Problem to solve: All the data below goes into the copy word for word, but the pictures don't.

Given records:
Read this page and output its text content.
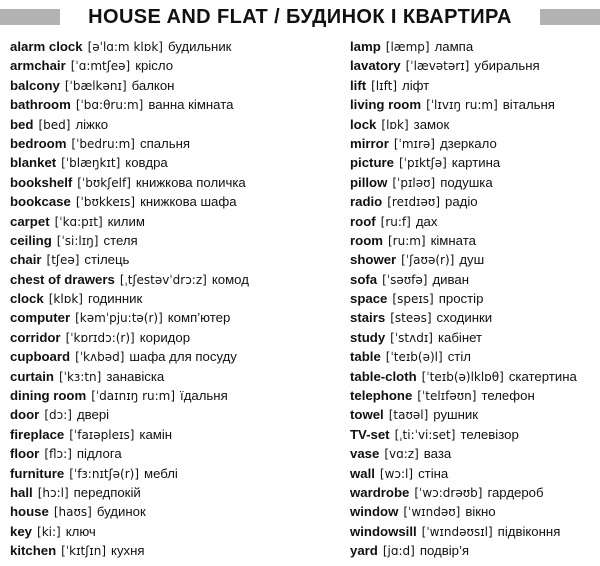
HOUSE AND FLAT / БУДИНОК І КВАРТИРА
alarm clock [əˈlɑ:m klɒk] будильник
armchair [ˈɑ:mtʃeə] крісло
balcony [ˈbælkənɪ] балкон
bathroom [ˈbɑ:θru:m] ванна кімната
bed [bed] ліжко
bedroom [ˈbedru:m] спальня
blanket [ˈblæŋkɪt] ковдра
bookshelf [ˈbʊkʃelf] книжкова поличка
bookcase [ˈbʊkkeɪs] книжкова шафа
carpet [ˈkɑ:pɪt] килим
ceiling [ˈsi:lɪŋ] стеля
chair [tʃeə] стілець
chest of drawers [ˌtʃestəvˈdrɔ:z] комод
clock [klɒk] годинник
computer [kəmˈpju:tə(r)] комп’ютер
corridor [ˈkɒrɪdɔ:(r)] коридор
cupboard [ˈkʌbəd] шафа для посуду
curtain [ˈkɜ:tn] занавіска
dining room [ˈdaɪnɪŋ ru:m] їдальня
door [dɔ:] двері
fireplace [ˈfaɪəpleɪs] камін
floor [flɔ:] підлога
furniture [ˈfɜ:nɪtʃə(r)] меблі
hall [hɔ:l] передпокій
house [haʊs] будинок
key [ki:] ключ
kitchen [ˈkɪtʃɪn] кухня
lamp [læmp] лампа
lavatory [ˈlævətərɪ] убиральня
lift [lɪft] ліфт
living room [ˈlɪvɪŋ ru:m] вітальня
lock [lɒk] замок
mirror [ˈmɪrə] дзеркало
picture [ˈpɪktʃə] картина
pillow [ˈpɪləʊ] подушка
radio [reɪdɪəʊ] радіо
roof [ru:f] дах
room [ru:m] кімната
shower [ˈʃaʊə(r)] душ
sofa [ˈsəʊfə] диван
space [speɪs] простір
stairs [steəs] сходинки
study [ˈstʌdɪ] кабінет
table [ˈteɪb(ə)l] стіл
table-cloth [ˈteɪb(ə)lklɒθ] скатертина
telephone [ˈtelɪfəʊn] телефон
towel [taʊəl] рушник
TV-set [ˌti:ˈvi:set] телевізор
vase [vɑ:z] ваза
wall [wɔ:l] стіна
wardrobe [ˈwɔ:drəʊb] гардероб
window [ˈwɪndəʊ] вікно
windowsill [ˈwɪndəʊsɪl] підвіконня
yard [jɑ:d] подвір’я
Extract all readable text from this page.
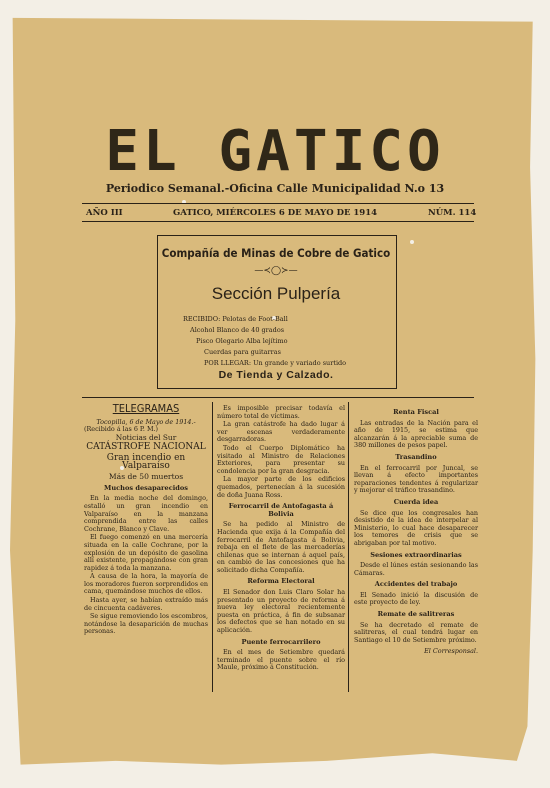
EL GATICO
Periodico Semanal.-Oficina Calle Municipalidad N.o 13
AÑO III	GATICO, MIÉRCOLES 6 DE MAYO DE 1914	NÚM. 114
Compañía de Minas de Cobre de Gatico
—≺◯≻—
Sección Pulpería
RECIBIDO: Pelotas de Foot-Ball
Alcohol Blanco de 40 grados
Pisco Olegario Alba lejítimo
Cuerdas para guitarras
POR LLEGAR: Un grande y variado surtido
De Tienda y Calzado.
TELEGRAMAS
Tocopilla, 6 de Mayo de 1914.-
(Recibido á las 6 P. M.)
Noticias del Sur
CATÁSTROFE NACIONAL
Gran incendio en Valparaíso
Más de 50 muertos
Muchos desaparecidos

En la media noche del domingo, estalló un gran incendio en Valparaíso en la manzana comprendida entre las calles Cochrane, Blanco y Clave.

El fuego comenzó en una mercería situada en la calle Cochrane, por la explosión de un depósito de gasolina allí existente, propagándose con gran rapidez á toda la manzana.

A causa de la hora, la mayoría de los moradores fueron sorprendidos en cama, quemándose muchos de ellos.

Hasta ayer, se habían extraído más de cincuenta cadáveres.

Se sigue removiendo los escombros, notándose la desaparición de muchas personas.

Es imposible precisar todavía el número total de víctimas.

La gran catástrofe ha dado lugar á ver escenas verdaderamente desgarradoras.

Todo el Cuerpo Diplomático ha visitado al Ministro de Relaciones Exteriores, para presentar su condolencia por la gran desgracia.

La mayor parte de los edificios quemados, pertenecían á la sucesión de doña Juana Ross.

Ferrocarril de Antofagasta á Bolivia

Se ha pedido al Ministro de Hacienda que exija á la Compañía del ferrocarril de Antofagasta á Bolivia, rebaja en el flete de las mercaderías chilenas que se internan á aquel país, en cambio de las concesiones que ha solicitado dicha Compañía.

Reforma Electoral

El Senador don Luis Claro Solar ha presentado un proyecto de reforma á nueva ley electoral recientemente puesta en práctica, á fin de subsanar los defectos que se han notado en su aplicación.

Puente ferrocarrilero

En el mes de Setiembre quedará terminado el puente sobre el río Maule, próximo á Constitución.

Renta Fiscal

Las entradas de la Nación para el año de 1915, se estima que alcanzarán á la apreciable suma de 380 millones de pesos papel.

Trasandino

En el ferrocarril por Juncal, se llevan á efecto importantes reparaciones tendentes á regularizar y mejorar el tráfico trasandino.

Cuerda idea

Se dice que los congresales han desistido de la idea de interpelar al Ministerio, lo cual hace desaparecer los temores de crisis que se abrigaban por tal motivo.

Sesiones extraordinarias

Desde el lúnes están sesionando las Cámaras.

Accidentes del trabajo

El Senado inició la discusión de este proyecto de ley.

Remate de salitreras

Se ha decretado el remate de salitreras, el cual tendrá lugar en Santiago el 10 de Setiembre próximo.

El Corresponsal.
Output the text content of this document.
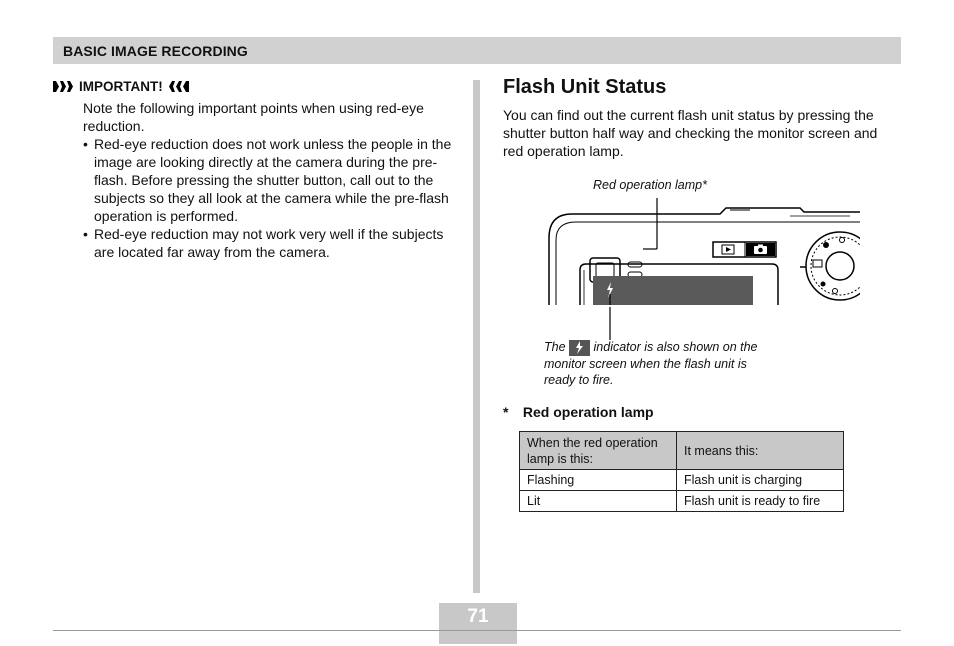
BASIC IMAGE RECORDING
IMPORTANT!

Note the following important points when using red-eye reduction.

• Red-eye reduction does not work unless the people in the image are looking directly at the camera during the pre-flash. Before pressing the shutter button, call out to the subjects so they all look at the camera while the pre-flash operation is performed.
• Red-eye reduction may not work very well if the subjects are located far away from the camera.
Flash Unit Status

You can find out the current flash unit status by pressing the shutter button half way and checking the monitor screen and red operation lamp.

Red operation lamp*

The indicator is also shown on the monitor screen when the flash unit is ready to fire.

* Red operation lamp
When the red operation lamp is this:	It means this:
Flashing	Flash unit is charging
Lit	Flash unit is ready to fire
71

Response to the task:
Read this page and output its text content.
HOUSE AND FLAT / БУДИНОК І КВАРТИРА
alarm clock [əˈlɑ:m klɒk] будильник
armchair [ˈɑ:mtʃeə] крісло
balcony [ˈbælkənɪ] балкон
bathroom [ˈbɑ:θru:m] ванна кімната
bed [bed] ліжко
bedroom [ˈbedru:m] спальня
blanket [ˈblæŋkɪt] ковдра
bookshelf [ˈbʊkʃelf] книжкова поличка
bookcase [ˈbʊkkeɪs] книжкова шафа
carpet [ˈkɑ:pɪt] килим
ceiling [ˈsi:lɪŋ] стеля
chair [tʃeə] стілець
chest of drawers [ˌtʃestəvˈdrɔ:z] комод
clock [klɒk] годинник
computer [kəmˈpju:tə(r)] комп’ютер
corridor [ˈkɒrɪdɔ:(r)] коридор
cupboard [ˈkʌbəd] шафа для посуду
curtain [ˈkɜ:tn] занавіска
dining room [ˈdaɪnɪŋ ru:m] їдальня
door [dɔ:] двері
fireplace [ˈfaɪəpleɪs] камін
floor [flɔ:] підлога
furniture [ˈfɜ:nɪtʃə(r)] меблі
hall [hɔ:l] передпокій
house [haʊs] будинок
key [ki:] ключ
kitchen [ˈkɪtʃɪn] кухня
lamp [læmp] лампа
lavatory [ˈlævətərɪ] убиральня
lift [lɪft] ліфт
living room [ˈlɪvɪŋ ru:m] вітальня
lock [lɒk] замок
mirror [ˈmɪrə] дзеркало
picture [ˈpɪktʃə] картина
pillow [ˈpɪləʊ] подушка
radio [reɪdɪəʊ] радіо
roof [ru:f] дах
room [ru:m] кімната
shower [ˈʃaʊə(r)] душ
sofa [ˈsəʊfə] диван
space [speɪs] простір
stairs [steəs] сходинки
study [ˈstʌdɪ] кабінет
table [ˈteɪb(ə)l] стіл
table-cloth [ˈteɪb(ə)lklɒθ] скатертина
telephone [ˈtelɪfəʊn] телефон
towel [taʊəl] рушник
TV-set [ˌti:ˈvi:set] телевізор
vase [vɑ:z] ваза
wall [wɔ:l] стіна
wardrobe [ˈwɔ:drəʊb] гардероб
window [ˈwɪndəʊ] вікно
windowsill [ˈwɪndəʊsɪl] підвіконня
yard [jɑ:d] подвір’я
Extract all readable text from this page.
EL GATICO
Periodico Semanal.-Oficina Calle Municipalidad N.o 13
AÑO III	GATICO, MIÉRCOLES 6 DE MAYO DE 1914	NÚM. 114
Compañía de Minas de Cobre de Gatico
—≺◯≻—
Sección Pulpería
RECIBIDO: Pelotas de Foot-Ball
Alcohol Blanco de 40 grados
Pisco Olegario Alba lejítimo
Cuerdas para guitarras
POR LLEGAR: Un grande y variado surtido
De Tienda y Calzado.
TELEGRAMAS
Tocopilla, 6 de Mayo de 1914.-
(Recibido á las 6 P. M.)
Noticias del Sur
CATÁSTROFE NACIONAL
Gran incendio en Valparaíso
Más de 50 muertos
Muchos desaparecidos

En la media noche del domingo, estalló un gran incendio en Valparaíso en la manzana comprendida entre las calles Cochrane, Blanco y Clave.

El fuego comenzó en una mercería situada en la calle Cochrane, por la explosión de un depósito de gasolina allí existente, propagándose con gran rapidez á toda la manzana.

A causa de la hora, la mayoría de los moradores fueron sorprendidos en cama, quemándose muchos de ellos.

Hasta ayer, se habían extraído más de cincuenta cadáveres.

Se sigue removiendo los escombros, notándose la desaparición de muchas personas.

Es imposible precisar todavía el número total de víctimas.

La gran catástrofe ha dado lugar á ver escenas verdaderamente desgarradoras.

Todo el Cuerpo Diplomático ha visitado al Ministro de Relaciones Exteriores, para presentar su condolencia por la gran desgracia.

La mayor parte de los edificios quemados, pertenecían á la sucesión de doña Juana Ross.

Ferrocarril de Antofagasta á Bolivia

Se ha pedido al Ministro de Hacienda que exija á la Compañía del ferrocarril de Antofagasta á Bolivia, rebaja en el flete de las mercaderías chilenas que se internan á aquel país, en cambio de las concesiones que ha solicitado dicha Compañía.

Reforma Electoral

El Senador don Luis Claro Solar ha presentado un proyecto de reforma á nueva ley electoral recientemente puesta en práctica, á fin de subsanar los defectos que se han notado en su aplicación.

Puente ferrocarrilero

En el mes de Setiembre quedará terminado el puente sobre el río Maule, próximo á Constitución.

Renta Fiscal

Las entradas de la Nación para el año de 1915, se estima que alcanzarán á la apreciable suma de 380 millones de pesos papel.

Trasandino

En el ferrocarril por Juncal, se llevan á efecto importantes reparaciones tendentes á regularizar y mejorar el tráfico trasandino.

Cuerda idea

Se dice que los congresales han desistido de la idea de interpelar al Ministerio, lo cual hace desaparecer los temores de crisis que se abrigaban por tal motivo.

Sesiones extraordinarias

Desde el lúnes están sesionando las Cámaras.

Accidentes del trabajo

El Senado inició la discusión de este proyecto de ley.

Remate de salitreras

Se ha decretado el remate de salitreras, el cual tendrá lugar en Santiago el 10 de Setiembre próximo.

El Corresponsal.
Output the text content of this document.
BASIC IMAGE RECORDING
IMPORTANT!

Note the following important points when using red-eye reduction.

• Red-eye reduction does not work unless the people in the image are looking directly at the camera during the pre-flash. Before pressing the shutter button, call out to the subjects so they all look at the camera while the pre-flash operation is performed.
• Red-eye reduction may not work very well if the subjects are located far away from the camera.
Flash Unit Status

You can find out the current flash unit status by pressing the shutter button half way and checking the monitor screen and red operation lamp.

Red operation lamp*

The indicator is also shown on the monitor screen when the flash unit is ready to fire.

* Red operation lamp
When the red operation lamp is this:	It means this:
Flashing	Flash unit is charging
Lit	Flash unit is ready to fire
71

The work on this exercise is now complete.